++++ The input ++++

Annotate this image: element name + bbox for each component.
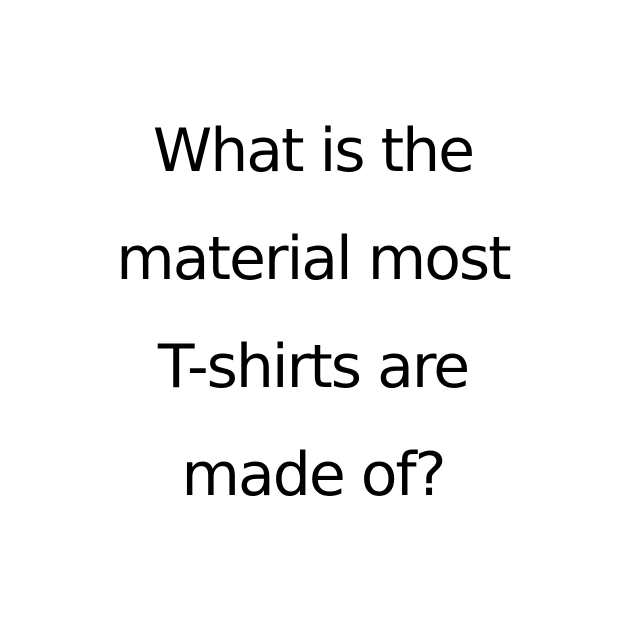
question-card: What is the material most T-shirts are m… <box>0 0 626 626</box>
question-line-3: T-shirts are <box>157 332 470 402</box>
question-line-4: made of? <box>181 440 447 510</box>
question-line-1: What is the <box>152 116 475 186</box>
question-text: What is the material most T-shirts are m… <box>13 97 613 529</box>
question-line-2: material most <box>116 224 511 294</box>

++++

Instructions for the task.
Convert the data from the beginning through the line containing "question-text: What is", inclusive, into a two-column CSV with the headers instruction and output. Each row pairs an instruction with its output, each in one quoted field with line breaks replaced by spaces, and the pictures are omitted.

In response.
instruction,output
"Annotate this image: element name + bbox for each component.","question-card: What is the material most T-shirts are m… <box>0 0 626 626</box> question-line-3: T-shirts are <box>157 332 470 402</box> question-line-4: made of? <box>181 440 447 510</box> question-line-1: What is the <box>152 116 475 186</box> question-text: What is the material most T-shirts are m… <box>13 97 613 529</box>"